## GOAL
Repeat the whole of the data, keeping every detail the same.

## RECORDS FOR THIS TASK
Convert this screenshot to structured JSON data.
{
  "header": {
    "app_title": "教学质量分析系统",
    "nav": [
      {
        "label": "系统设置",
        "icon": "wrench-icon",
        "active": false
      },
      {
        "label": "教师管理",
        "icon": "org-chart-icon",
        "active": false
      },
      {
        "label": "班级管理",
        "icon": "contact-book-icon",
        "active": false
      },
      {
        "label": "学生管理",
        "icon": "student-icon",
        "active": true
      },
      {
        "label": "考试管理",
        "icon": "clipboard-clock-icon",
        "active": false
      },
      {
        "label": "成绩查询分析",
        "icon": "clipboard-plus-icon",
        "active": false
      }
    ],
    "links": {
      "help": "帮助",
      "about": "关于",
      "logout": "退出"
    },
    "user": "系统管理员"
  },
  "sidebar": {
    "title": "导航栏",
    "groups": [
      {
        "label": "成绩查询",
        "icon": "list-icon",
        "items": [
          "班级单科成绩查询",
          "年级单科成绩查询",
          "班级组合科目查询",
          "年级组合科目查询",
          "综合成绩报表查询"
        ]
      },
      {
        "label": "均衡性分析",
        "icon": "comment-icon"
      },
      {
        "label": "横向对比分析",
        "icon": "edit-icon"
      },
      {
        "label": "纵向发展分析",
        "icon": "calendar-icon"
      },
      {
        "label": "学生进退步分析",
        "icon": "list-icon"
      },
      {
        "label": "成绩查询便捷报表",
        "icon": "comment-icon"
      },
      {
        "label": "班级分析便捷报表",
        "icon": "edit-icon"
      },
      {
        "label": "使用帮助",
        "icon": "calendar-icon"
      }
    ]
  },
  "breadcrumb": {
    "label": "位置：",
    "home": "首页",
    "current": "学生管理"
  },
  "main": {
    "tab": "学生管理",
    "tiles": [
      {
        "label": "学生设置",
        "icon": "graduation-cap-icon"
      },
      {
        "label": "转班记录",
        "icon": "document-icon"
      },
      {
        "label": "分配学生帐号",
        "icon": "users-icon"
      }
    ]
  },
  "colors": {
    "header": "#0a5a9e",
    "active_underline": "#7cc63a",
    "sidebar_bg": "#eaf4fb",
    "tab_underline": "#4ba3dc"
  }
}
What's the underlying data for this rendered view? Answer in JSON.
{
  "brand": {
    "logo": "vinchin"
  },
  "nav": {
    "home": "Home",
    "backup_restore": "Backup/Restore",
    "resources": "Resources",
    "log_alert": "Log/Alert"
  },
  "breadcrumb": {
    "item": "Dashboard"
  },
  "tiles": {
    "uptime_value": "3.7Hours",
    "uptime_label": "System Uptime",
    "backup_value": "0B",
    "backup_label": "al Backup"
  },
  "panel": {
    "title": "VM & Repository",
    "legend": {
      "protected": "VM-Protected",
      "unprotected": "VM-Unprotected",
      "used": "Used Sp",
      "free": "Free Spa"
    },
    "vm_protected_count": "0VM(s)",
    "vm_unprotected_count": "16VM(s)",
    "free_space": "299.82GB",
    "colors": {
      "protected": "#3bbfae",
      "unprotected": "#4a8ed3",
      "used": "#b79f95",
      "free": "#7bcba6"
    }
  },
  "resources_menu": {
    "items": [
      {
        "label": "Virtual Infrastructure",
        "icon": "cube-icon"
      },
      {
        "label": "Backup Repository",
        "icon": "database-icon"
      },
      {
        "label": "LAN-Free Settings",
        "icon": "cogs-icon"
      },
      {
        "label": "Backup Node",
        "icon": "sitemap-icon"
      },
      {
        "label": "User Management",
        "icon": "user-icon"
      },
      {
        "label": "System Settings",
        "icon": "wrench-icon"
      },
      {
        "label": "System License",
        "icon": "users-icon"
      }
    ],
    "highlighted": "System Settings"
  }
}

## REPLY TO THE TASK
Convert this screenshot to structured JSON data.
{
  "header": {
    "app_title": "教学质量分析系统",
    "nav": [
      {
        "label": "系统设置",
        "icon": "wrench-icon",
        "active": false
      },
      {
        "label": "教师管理",
        "icon": "org-chart-icon",
        "active": false
      },
      {
        "label": "班级管理",
        "icon": "contact-book-icon",
        "active": false
      },
      {
        "label": "学生管理",
        "icon": "student-icon",
        "active": true
      },
      {
        "label": "考试管理",
        "icon": "clipboard-clock-icon",
        "active": false
      },
      {
        "label": "成绩查询分析",
        "icon": "clipboard-plus-icon",
        "active": false
      }
    ],
    "links": {
      "help": "帮助",
      "about": "关于",
      "logout": "退出"
    },
    "user": "系统管理员"
  },
  "sidebar": {
    "title": "导航栏",
    "groups": [
      {
        "label": "成绩查询",
        "icon": "list-icon",
        "items": [
          "班级单科成绩查询",
          "年级单科成绩查询",
          "班级组合科目查询",
          "年级组合科目查询",
          "综合成绩报表查询"
        ]
      },
      {
        "label": "均衡性分析",
        "icon": "comment-icon"
      },
      {
        "label": "横向对比分析",
        "icon": "edit-icon"
      },
      {
        "label": "纵向发展分析",
        "icon": "calendar-icon"
      },
      {
        "label": "学生进退步分析",
        "icon": "list-icon"
      },
      {
        "label": "成绩查询便捷报表",
        "icon": "comment-icon"
      },
      {
        "label": "班级分析便捷报表",
        "icon": "edit-icon"
      },
      {
        "label": "使用帮助",
        "icon": "calendar-icon"
      }
    ]
  },
  "breadcrumb": {
    "label": "位置：",
    "home": "首页",
    "current": "学生管理"
  },
  "main": {
    "tab": "学生管理",
    "tiles": [
      {
        "label": "学生设置",
        "icon": "graduation-cap-icon"
      },
      {
        "label": "转班记录",
        "icon": "document-icon"
      },
      {
        "label": "分配学生帐号",
        "icon": "users-icon"
      }
    ]
  },
  "colors": {
    "header": "#0a5a9e",
    "active_underline": "#7cc63a",
    "sidebar_bg": "#eaf4fb",
    "tab_underline": "#4ba3dc"
  }
}
What's the underlying data for this rendered view? Answer in JSON.
{
  "brand": {
    "logo": "vinchin"
  },
  "nav": {
    "home": "Home",
    "backup_restore": "Backup/Restore",
    "resources": "Resources",
    "log_alert": "Log/Alert"
  },
  "breadcrumb": {
    "item": "Dashboard"
  },
  "tiles": {
    "uptime_value": "3.7Hours",
    "uptime_label": "System Uptime",
    "backup_value": "0B",
    "backup_label": "al Backup"
  },
  "panel": {
    "title": "VM & Repository",
    "legend": {
      "protected": "VM-Protected",
      "unprotected": "VM-Unprotected",
      "used": "Used Sp",
      "free": "Free Spa"
    },
    "vm_protected_count": "0VM(s)",
    "vm_unprotected_count": "16VM(s)",
    "free_space": "299.82GB",
    "colors": {
      "protected": "#3bbfae",
      "unprotected": "#4a8ed3",
      "used": "#b79f95",
      "free": "#7bcba6"
    }
  },
  "resources_menu": {
    "items": [
      {
        "label": "Virtual Infrastructure",
        "icon": "cube-icon"
      },
      {
        "label": "Backup Repository",
        "icon": "database-icon"
      },
      {
        "label": "LAN-Free Settings",
        "icon": "cogs-icon"
      },
      {
        "label": "Backup Node",
        "icon": "sitemap-icon"
      },
      {
        "label": "User Management",
        "icon": "user-icon"
      },
      {
        "label": "System Settings",
        "icon": "wrench-icon"
      },
      {
        "label": "System License",
        "icon": "users-icon"
      }
    ],
    "highlighted": "System Settings"
  }
}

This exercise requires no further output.